• _Direction_
Output an exact reproduction of the data.

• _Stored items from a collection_
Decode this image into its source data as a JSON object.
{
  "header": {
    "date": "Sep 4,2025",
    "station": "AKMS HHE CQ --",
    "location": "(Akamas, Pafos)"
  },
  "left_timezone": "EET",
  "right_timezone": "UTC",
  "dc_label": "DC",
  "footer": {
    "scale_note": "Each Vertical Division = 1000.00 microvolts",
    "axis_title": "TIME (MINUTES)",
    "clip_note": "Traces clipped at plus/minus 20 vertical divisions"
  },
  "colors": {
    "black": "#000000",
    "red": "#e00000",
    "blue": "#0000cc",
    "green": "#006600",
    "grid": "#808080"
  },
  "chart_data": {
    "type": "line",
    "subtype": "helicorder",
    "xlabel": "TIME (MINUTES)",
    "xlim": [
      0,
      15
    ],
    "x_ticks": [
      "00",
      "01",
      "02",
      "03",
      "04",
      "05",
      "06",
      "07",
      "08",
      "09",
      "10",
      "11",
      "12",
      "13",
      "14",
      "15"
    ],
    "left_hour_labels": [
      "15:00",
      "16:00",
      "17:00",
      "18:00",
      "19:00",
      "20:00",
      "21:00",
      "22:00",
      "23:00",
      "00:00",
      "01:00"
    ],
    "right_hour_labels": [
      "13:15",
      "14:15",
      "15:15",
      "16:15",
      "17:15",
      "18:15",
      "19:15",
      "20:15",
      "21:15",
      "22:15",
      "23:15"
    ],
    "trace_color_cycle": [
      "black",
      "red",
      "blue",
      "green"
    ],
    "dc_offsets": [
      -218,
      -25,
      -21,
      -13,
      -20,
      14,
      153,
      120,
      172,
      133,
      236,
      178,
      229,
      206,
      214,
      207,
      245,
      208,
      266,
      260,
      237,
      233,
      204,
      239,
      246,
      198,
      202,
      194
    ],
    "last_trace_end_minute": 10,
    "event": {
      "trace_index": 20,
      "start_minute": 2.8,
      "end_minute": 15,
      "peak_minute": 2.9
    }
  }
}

• _Full answer_
Decode this image into its source data as a JSON object.
{
  "header": {
    "date": "Sep 4,2025",
    "station": "AKMS HHE CQ --",
    "location": "(Akamas, Pafos)"
  },
  "left_timezone": "EET",
  "right_timezone": "UTC",
  "dc_label": "DC",
  "footer": {
    "scale_note": "Each Vertical Division = 1000.00 microvolts",
    "axis_title": "TIME (MINUTES)",
    "clip_note": "Traces clipped at plus/minus 20 vertical divisions"
  },
  "colors": {
    "black": "#000000",
    "red": "#e00000",
    "blue": "#0000cc",
    "green": "#006600",
    "grid": "#808080"
  },
  "chart_data": {
    "type": "line",
    "subtype": "helicorder",
    "xlabel": "TIME (MINUTES)",
    "xlim": [
      0,
      15
    ],
    "x_ticks": [
      "00",
      "01",
      "02",
      "03",
      "04",
      "05",
      "06",
      "07",
      "08",
      "09",
      "10",
      "11",
      "12",
      "13",
      "14",
      "15"
    ],
    "left_hour_labels": [
      "15:00",
      "16:00",
      "17:00",
      "18:00",
      "19:00",
      "20:00",
      "21:00",
      "22:00",
      "23:00",
      "00:00",
      "01:00"
    ],
    "right_hour_labels": [
      "13:15",
      "14:15",
      "15:15",
      "16:15",
      "17:15",
      "18:15",
      "19:15",
      "20:15",
      "21:15",
      "22:15",
      "23:15"
    ],
    "trace_color_cycle": [
      "black",
      "red",
      "blue",
      "green"
    ],
    "dc_offsets": [
      -218,
      -25,
      -21,
      -13,
      -20,
      14,
      153,
      120,
      172,
      133,
      236,
      178,
      229,
      206,
      214,
      207,
      245,
      208,
      266,
      260,
      237,
      233,
      204,
      239,
      246,
      198,
      202,
      194
    ],
    "last_trace_end_minute": 10,
    "event": {
      "trace_index": 20,
      "start_minute": 2.8,
      "end_minute": 15,
      "peak_minute": 2.9
    }
  }
}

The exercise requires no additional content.